------ Source records
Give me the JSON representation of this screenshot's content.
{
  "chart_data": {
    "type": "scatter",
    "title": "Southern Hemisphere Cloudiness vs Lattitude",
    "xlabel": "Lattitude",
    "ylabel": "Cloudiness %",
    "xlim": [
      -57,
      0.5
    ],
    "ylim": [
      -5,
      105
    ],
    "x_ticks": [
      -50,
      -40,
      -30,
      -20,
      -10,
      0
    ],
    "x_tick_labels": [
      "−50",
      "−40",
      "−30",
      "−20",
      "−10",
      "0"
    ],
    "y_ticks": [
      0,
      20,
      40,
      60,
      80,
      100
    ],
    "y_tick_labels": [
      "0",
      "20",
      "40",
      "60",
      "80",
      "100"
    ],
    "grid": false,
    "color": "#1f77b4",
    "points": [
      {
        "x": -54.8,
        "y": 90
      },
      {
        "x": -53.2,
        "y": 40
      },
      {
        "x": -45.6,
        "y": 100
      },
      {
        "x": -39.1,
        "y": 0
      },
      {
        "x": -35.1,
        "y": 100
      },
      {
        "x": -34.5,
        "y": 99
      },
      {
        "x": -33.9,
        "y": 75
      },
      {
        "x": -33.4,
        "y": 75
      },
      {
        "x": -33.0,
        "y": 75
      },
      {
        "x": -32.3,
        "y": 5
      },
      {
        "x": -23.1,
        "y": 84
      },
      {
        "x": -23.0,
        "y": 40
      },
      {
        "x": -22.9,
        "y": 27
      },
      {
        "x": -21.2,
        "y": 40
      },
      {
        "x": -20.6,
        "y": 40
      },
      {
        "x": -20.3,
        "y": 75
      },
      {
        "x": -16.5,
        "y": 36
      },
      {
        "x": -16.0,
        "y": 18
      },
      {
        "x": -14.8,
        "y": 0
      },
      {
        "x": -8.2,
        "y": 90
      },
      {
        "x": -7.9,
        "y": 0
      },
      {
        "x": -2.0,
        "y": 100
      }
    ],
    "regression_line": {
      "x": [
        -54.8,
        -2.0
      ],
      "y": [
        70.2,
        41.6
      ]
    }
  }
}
------------
Write the data back out verbatim.

* [Written response]
Give me the JSON representation of this screenshot's content.
{
  "chart_data": {
    "type": "scatter",
    "title": "Southern Hemisphere Cloudiness vs Lattitude",
    "xlabel": "Lattitude",
    "ylabel": "Cloudiness %",
    "xlim": [
      -57,
      0.5
    ],
    "ylim": [
      -5,
      105
    ],
    "x_ticks": [
      -50,
      -40,
      -30,
      -20,
      -10,
      0
    ],
    "x_tick_labels": [
      "−50",
      "−40",
      "−30",
      "−20",
      "−10",
      "0"
    ],
    "y_ticks": [
      0,
      20,
      40,
      60,
      80,
      100
    ],
    "y_tick_labels": [
      "0",
      "20",
      "40",
      "60",
      "80",
      "100"
    ],
    "grid": false,
    "color": "#1f77b4",
    "points": [
      {
        "x": -54.8,
        "y": 90
      },
      {
        "x": -53.2,
        "y": 40
      },
      {
        "x": -45.6,
        "y": 100
      },
      {
        "x": -39.1,
        "y": 0
      },
      {
        "x": -35.1,
        "y": 100
      },
      {
        "x": -34.5,
        "y": 99
      },
      {
        "x": -33.9,
        "y": 75
      },
      {
        "x": -33.4,
        "y": 75
      },
      {
        "x": -33.0,
        "y": 75
      },
      {
        "x": -32.3,
        "y": 5
      },
      {
        "x": -23.1,
        "y": 84
      },
      {
        "x": -23.0,
        "y": 40
      },
      {
        "x": -22.9,
        "y": 27
      },
      {
        "x": -21.2,
        "y": 40
      },
      {
        "x": -20.6,
        "y": 40
      },
      {
        "x": -20.3,
        "y": 75
      },
      {
        "x": -16.5,
        "y": 36
      },
      {
        "x": -16.0,
        "y": 18
      },
      {
        "x": -14.8,
        "y": 0
      },
      {
        "x": -8.2,
        "y": 90
      },
      {
        "x": -7.9,
        "y": 0
      },
      {
        "x": -2.0,
        "y": 100
      }
    ],
    "regression_line": {
      "x": [
        -54.8,
        -2.0
      ],
      "y": [
        70.2,
        41.6
      ]
    }
  }
}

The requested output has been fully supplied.